- Problem to work on: Copy out every line that contains the word "BFBFBF".

(Figure collection entries)
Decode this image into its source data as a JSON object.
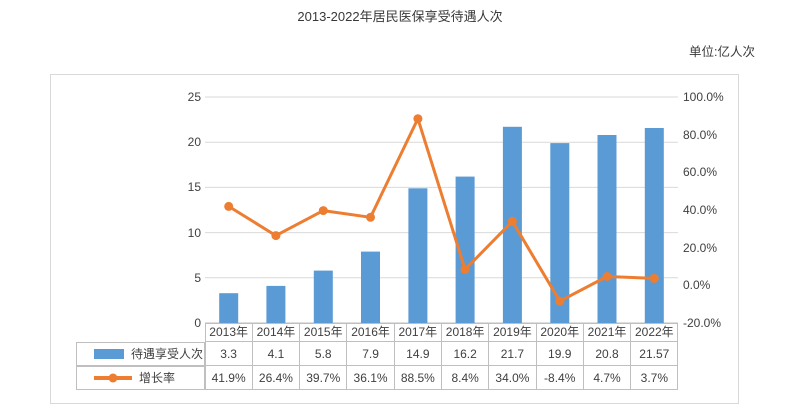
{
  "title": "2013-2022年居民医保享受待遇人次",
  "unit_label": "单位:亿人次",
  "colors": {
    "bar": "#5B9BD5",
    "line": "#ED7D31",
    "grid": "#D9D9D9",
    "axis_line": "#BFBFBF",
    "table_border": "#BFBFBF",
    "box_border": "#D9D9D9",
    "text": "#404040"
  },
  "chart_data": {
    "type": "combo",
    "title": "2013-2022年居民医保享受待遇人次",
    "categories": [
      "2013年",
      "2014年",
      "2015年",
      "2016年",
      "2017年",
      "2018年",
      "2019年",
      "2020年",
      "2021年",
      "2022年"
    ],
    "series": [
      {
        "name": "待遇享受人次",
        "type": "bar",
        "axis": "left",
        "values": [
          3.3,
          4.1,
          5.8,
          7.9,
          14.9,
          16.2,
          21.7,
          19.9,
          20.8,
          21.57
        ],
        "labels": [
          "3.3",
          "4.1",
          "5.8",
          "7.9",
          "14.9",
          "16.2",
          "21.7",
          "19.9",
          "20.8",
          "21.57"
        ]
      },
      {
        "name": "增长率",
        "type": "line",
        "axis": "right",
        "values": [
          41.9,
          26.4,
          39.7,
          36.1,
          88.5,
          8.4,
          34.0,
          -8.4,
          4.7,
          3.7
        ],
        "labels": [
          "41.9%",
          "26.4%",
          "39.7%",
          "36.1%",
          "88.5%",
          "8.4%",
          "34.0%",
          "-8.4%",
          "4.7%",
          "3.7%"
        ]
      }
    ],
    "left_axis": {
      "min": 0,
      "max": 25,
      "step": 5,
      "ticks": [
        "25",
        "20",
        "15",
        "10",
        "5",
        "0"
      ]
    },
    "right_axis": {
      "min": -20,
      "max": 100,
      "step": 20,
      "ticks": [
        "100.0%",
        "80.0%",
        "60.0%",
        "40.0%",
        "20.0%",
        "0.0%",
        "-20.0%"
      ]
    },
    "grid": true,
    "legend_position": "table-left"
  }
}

==

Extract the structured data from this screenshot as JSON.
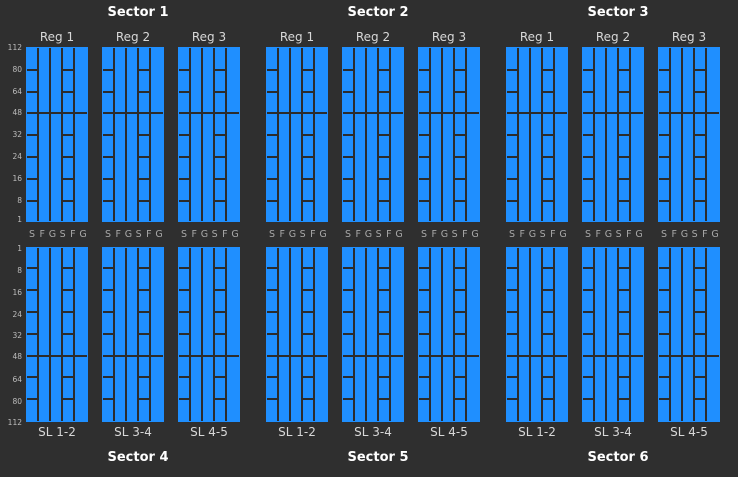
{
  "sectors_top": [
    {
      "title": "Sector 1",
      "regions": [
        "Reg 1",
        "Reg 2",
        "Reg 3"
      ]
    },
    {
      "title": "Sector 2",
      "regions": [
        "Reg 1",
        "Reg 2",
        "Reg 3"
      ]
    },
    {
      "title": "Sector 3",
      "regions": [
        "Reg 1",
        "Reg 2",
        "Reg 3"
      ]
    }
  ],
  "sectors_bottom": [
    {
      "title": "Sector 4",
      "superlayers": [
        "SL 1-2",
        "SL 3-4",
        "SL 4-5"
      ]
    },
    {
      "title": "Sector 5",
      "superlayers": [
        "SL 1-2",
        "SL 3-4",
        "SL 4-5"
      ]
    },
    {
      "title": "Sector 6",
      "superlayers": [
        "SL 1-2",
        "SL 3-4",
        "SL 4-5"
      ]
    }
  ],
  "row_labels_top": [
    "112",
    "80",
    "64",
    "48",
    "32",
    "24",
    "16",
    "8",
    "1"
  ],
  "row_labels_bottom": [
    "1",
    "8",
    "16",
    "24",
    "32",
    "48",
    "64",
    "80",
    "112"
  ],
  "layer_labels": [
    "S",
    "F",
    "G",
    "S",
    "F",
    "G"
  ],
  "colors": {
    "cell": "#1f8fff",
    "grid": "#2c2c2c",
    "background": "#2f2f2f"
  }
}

- Exercise answer:
    "axis_line": "#BFBFBF",
    "table_border": "#BFBFBF",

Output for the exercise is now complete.